* [WHAT YOU HAVE TO DO] Go through the listing and pick out each line with the word "SRMTID" in it.

----------

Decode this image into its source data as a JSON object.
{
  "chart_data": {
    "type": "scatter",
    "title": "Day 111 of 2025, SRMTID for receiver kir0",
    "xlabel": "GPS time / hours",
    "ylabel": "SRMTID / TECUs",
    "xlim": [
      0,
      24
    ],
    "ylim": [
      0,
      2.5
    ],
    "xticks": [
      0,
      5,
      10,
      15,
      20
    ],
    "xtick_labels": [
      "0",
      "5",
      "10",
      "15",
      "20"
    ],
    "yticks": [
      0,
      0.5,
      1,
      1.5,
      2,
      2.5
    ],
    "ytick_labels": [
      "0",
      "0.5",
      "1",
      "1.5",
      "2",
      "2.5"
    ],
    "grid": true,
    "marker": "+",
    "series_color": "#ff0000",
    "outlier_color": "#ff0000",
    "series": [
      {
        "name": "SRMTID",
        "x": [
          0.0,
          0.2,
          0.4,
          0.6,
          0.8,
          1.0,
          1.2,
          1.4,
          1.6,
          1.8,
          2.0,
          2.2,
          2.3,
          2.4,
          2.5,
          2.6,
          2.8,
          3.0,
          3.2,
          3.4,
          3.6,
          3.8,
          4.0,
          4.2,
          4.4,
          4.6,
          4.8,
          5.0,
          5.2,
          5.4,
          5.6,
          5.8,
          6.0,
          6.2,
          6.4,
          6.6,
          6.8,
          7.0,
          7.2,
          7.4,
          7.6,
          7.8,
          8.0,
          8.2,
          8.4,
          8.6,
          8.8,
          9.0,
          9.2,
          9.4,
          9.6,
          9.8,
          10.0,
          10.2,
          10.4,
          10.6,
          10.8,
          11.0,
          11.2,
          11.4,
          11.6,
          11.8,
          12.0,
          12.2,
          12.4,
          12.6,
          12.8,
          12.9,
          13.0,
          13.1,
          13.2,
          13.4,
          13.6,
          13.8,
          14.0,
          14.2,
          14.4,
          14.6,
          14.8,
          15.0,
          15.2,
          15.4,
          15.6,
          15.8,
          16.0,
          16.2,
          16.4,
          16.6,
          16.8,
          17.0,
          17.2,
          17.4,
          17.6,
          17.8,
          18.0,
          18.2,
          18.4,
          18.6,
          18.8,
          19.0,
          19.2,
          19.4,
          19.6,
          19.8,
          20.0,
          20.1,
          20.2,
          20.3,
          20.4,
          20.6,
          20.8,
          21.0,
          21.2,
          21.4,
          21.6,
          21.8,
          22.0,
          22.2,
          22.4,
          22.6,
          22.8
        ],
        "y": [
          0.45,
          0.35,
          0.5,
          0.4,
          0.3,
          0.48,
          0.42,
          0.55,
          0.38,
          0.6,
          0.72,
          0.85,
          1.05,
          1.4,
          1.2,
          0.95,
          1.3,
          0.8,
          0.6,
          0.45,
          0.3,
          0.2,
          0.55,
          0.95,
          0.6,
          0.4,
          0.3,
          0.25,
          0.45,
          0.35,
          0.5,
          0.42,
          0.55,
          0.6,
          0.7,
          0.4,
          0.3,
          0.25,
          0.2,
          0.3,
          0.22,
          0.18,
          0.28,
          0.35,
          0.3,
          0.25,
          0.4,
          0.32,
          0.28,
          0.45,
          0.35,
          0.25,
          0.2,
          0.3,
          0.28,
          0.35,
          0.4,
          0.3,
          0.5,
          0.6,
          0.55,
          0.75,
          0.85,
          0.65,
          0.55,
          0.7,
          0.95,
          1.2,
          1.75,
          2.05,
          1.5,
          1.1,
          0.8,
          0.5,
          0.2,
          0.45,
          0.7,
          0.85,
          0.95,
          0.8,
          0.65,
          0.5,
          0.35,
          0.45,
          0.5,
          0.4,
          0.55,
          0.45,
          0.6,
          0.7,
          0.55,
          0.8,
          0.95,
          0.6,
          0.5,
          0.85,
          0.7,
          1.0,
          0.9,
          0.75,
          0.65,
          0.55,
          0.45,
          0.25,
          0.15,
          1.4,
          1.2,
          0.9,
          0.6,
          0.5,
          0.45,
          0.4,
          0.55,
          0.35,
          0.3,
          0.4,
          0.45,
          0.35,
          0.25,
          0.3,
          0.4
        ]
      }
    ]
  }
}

----------

* [ANSWER FOR THE TASK]
    "title": "Day 111 of 2025, SRMTID for receiver kir0",
    "ylabel": "SRMTID / TECUs",
        "name": "SRMTID",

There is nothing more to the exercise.